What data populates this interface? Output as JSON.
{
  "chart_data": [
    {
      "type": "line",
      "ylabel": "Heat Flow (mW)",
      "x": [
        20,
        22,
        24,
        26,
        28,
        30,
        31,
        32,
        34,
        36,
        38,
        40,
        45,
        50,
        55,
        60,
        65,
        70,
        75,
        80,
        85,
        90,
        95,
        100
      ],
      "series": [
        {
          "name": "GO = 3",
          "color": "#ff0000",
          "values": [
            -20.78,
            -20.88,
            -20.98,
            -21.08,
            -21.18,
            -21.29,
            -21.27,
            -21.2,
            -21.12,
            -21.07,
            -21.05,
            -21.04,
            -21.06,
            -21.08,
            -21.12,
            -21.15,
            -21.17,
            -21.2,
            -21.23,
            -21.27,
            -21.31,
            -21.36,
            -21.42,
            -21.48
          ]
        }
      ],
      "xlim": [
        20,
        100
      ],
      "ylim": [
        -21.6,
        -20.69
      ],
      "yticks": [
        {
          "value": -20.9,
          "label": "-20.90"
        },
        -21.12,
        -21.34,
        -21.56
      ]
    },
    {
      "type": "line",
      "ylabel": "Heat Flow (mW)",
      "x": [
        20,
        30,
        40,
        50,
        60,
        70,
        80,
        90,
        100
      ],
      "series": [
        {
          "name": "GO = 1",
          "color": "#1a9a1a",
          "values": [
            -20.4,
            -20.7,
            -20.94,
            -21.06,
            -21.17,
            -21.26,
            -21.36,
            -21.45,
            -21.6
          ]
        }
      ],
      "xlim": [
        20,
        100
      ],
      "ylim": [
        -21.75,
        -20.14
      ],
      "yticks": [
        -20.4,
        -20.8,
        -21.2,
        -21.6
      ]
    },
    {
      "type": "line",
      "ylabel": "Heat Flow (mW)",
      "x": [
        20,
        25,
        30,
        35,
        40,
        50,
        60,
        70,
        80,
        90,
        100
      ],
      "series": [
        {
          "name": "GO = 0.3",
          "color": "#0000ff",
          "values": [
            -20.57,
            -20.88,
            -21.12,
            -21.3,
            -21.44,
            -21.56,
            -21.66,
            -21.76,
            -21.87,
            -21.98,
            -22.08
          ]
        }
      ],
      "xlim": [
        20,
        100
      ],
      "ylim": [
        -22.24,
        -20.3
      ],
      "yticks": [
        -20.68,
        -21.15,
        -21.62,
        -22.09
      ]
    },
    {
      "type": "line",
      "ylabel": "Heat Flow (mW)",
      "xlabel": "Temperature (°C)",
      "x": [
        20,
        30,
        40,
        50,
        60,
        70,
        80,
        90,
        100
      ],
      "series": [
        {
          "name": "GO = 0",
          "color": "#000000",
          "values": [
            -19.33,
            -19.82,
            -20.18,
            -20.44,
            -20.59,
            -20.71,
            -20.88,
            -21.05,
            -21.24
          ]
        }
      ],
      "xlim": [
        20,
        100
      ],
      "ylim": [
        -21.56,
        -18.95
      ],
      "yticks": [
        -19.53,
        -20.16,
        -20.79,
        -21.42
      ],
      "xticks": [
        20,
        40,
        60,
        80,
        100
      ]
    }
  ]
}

- Exercise details:
Determine how many lines of the data contain "color" and give nothing but that number.

- Right answer:
4